▶ Tasks to complete
a – Reproduce the part of the ethical tech buying discussion that opens with the words containing "For example, if" and closes with "low end suppliers.".
b – In the ethical tech buying discussion, why does the article conclude that buying technology with a clean conscience appears impossible? Answer in one to three sentences.

Can You Buy Tech With a Clean Conscience?
Barence writes "Is it even possible to buy technology with a clean conscience? With the vast majority of gadgets and components manufactured using low-paid labor in Asia, manufacturers unable to accurately plot their supply chains, and very few ethical codes of conduct, the article highlights the difficulty of trying to buy ethically-sound gadgets. It concludes, 'The answer would appear to be no. Too little information is available, and nobody we spoke to believed an entirely ethical technology company exists – at least, not among the household names.'"
For example, if you care about preserving the right of the public to control their own computers, you're going to stay away from Apple and maybe from Android.
If you care about working conditions of workers in factories, you'll stay away from some of the low end suppliers.
If you care about privacy, you will stay away from Facebook.
And so on. Just because there are problems everywhere does not make everything the same.
Tell me, what can you do with a clean conscience? Can you eat meat you buy from the store? Or even produce for that matter? Can you flip on the light switch in your home and consume electricity? Start your car? Wax philosophical all you want, but life is inherently unfair, whether within a species, or amongst species. Sure, many things can be improved, but you'll be afraid to take a step lest you kill an ant if you delve too deep here.
Better known as 318230.
"I'm sure laborers in Asia prefer low wage over no wage."
That's how the West built its industry and we'd do well to remember that.
When goods cost too much to buy people can't afford to buy them so the people who make them can't SELL them and therefore can't CONTINUE making them.
Almost all Asian industry is YOUNG (and I'm not talking from a Gary Glitter perspective!). China is advancing MUCH faster than did the US over the same amount of time.
"This post is an artistic work of fiction and falsehood. Only a fool would take anything posted here as fact."
The summary's grasp on ethics seems a little shakey to me. Those low paid workers in Asia are damn glad to have the job, and what they do get paid goes a lot further than in the west. This is a process of enrichment, whereby poor countries in the far east get wealthier, develop a middle class, and start demanding democracy, resulting in not only a greatly enhanced standard of living but new markets for western countries as well as fresh innovations and freedom of choice.

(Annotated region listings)
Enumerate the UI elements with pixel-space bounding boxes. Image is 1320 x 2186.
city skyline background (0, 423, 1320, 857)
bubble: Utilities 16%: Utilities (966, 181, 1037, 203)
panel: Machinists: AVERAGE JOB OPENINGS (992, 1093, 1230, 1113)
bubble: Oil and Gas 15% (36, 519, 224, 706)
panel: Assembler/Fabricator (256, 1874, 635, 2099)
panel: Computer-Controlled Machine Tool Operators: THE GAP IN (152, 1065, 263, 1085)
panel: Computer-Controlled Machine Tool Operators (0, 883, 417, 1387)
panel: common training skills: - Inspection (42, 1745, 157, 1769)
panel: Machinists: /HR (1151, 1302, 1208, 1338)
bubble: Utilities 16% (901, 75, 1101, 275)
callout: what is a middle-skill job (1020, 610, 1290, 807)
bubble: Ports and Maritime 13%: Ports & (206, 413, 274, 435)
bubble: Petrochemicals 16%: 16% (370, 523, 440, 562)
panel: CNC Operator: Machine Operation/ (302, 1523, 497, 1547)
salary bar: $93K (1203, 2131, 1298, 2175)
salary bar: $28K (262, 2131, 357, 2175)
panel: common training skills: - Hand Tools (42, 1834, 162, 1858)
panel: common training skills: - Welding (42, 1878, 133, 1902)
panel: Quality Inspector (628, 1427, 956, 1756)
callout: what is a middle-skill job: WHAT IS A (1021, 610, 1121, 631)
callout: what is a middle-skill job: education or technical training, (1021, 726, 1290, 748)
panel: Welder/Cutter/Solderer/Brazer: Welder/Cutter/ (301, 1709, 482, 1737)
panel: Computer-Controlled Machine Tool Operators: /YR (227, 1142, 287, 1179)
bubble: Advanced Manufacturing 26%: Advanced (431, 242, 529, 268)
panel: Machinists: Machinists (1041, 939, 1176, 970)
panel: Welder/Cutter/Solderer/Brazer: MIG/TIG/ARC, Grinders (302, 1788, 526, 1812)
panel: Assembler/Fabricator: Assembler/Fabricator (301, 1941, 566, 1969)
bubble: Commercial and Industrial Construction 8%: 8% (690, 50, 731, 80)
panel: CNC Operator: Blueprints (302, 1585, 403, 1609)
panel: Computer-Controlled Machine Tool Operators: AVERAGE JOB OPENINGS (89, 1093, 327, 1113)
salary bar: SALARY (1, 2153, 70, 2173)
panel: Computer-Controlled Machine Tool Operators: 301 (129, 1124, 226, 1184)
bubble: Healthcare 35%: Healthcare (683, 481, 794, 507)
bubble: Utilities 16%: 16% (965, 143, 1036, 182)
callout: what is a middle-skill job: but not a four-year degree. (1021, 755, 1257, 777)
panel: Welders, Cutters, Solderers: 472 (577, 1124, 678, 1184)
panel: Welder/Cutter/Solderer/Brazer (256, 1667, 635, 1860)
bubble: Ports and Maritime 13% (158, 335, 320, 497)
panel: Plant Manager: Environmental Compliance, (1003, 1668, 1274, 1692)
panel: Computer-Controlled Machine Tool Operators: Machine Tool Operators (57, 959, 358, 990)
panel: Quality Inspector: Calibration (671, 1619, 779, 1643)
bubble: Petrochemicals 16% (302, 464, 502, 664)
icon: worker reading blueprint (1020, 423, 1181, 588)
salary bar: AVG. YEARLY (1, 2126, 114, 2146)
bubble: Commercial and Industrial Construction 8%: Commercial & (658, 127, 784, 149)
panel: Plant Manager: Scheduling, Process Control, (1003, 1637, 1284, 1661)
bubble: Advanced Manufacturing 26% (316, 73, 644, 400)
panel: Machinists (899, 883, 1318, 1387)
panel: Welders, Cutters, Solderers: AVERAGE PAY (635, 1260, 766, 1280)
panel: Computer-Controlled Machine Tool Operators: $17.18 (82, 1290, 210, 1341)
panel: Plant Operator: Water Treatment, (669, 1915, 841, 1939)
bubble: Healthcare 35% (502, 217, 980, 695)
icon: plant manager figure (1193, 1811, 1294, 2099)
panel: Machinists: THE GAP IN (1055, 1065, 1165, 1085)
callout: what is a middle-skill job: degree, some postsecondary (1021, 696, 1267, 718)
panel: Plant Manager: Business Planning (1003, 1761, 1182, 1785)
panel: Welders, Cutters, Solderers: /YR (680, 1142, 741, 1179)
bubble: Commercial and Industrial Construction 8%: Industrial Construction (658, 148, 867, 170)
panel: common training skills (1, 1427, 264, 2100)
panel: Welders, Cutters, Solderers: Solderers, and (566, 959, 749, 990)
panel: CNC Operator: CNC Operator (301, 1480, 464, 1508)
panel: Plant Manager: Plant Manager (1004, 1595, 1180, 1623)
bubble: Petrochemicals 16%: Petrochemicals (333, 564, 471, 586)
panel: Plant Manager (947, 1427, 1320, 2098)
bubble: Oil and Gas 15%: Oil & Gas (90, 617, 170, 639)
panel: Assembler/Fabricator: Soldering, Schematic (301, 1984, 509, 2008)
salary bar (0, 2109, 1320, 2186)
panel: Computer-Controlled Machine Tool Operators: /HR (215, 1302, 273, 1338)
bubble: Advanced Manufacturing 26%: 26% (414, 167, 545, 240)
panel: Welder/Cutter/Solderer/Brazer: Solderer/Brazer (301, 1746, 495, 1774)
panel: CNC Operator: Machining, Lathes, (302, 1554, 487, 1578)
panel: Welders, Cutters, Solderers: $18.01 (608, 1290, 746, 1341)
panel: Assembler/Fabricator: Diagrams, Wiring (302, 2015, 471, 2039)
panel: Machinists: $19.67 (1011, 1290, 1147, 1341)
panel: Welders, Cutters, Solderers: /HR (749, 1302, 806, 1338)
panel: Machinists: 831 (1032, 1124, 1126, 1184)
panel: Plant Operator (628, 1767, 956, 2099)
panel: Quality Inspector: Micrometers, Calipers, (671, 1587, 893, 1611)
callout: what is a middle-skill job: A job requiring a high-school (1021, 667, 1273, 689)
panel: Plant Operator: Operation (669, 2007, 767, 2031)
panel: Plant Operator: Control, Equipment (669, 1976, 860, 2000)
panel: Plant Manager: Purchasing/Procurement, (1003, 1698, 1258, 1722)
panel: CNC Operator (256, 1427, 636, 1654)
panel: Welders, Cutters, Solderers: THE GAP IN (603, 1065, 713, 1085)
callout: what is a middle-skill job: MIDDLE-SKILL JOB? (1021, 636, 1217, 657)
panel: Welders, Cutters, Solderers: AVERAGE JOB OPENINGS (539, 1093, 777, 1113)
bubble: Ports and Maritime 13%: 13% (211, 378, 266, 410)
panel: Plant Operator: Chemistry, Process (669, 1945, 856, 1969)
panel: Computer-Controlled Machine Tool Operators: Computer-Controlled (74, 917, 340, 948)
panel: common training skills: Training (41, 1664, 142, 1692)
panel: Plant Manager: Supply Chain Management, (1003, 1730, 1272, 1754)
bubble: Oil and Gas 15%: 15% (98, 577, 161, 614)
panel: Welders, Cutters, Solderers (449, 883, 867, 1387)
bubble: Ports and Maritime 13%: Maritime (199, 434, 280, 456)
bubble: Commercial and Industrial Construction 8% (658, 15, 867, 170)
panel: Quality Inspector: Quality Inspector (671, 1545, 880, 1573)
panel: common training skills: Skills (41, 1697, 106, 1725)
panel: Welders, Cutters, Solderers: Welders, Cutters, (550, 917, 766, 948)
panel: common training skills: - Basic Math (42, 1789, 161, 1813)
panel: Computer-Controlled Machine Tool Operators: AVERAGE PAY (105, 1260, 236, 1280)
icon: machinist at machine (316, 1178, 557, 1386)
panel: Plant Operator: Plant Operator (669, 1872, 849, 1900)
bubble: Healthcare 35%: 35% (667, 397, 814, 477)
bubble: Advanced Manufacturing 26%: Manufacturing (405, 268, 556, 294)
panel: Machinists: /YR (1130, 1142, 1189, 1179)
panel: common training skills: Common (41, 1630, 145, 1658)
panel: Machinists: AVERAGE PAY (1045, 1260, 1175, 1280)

▶ Replies
a –
For example, if you care about preserving the right of the public to control their own computers, you're going to stay away from Apple and maybe from Android.
If you care about working conditions of workers in factories, you'll stay away from some of the low end suppliers.

b – Too little information is available, and nobody the article's writers spoke to believed an entirely ethical technology company exists, at least among the household names.